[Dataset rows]

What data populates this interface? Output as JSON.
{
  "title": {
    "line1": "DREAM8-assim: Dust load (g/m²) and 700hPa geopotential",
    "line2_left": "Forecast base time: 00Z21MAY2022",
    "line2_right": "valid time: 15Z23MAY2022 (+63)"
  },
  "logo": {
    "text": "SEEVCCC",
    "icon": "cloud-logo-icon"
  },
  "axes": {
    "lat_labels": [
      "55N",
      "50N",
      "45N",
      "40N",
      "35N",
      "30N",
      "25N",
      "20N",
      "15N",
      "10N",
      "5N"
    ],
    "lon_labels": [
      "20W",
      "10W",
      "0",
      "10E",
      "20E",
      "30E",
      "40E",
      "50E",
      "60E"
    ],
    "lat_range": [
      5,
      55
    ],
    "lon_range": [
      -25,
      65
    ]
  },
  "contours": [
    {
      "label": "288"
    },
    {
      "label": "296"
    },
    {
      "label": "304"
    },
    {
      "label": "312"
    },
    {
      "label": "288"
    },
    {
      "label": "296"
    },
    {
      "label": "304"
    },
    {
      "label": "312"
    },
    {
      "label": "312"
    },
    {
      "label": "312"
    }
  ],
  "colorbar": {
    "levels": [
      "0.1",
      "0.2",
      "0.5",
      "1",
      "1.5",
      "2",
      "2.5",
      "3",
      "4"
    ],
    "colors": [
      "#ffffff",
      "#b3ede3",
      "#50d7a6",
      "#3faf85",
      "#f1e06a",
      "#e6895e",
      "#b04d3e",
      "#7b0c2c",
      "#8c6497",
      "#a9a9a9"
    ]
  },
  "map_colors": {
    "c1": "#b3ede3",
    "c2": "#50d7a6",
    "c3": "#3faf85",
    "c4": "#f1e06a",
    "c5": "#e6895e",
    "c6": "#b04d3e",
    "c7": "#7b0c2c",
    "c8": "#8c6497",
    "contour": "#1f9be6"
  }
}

[Exercise details] Look through the data above. Copy every line with the string "time" in it.

[Written answer]
    "line2_left": "Forecast base time: 00Z21MAY2022",
    "line2_right": "valid time: 15Z23MAY2022 (+63)"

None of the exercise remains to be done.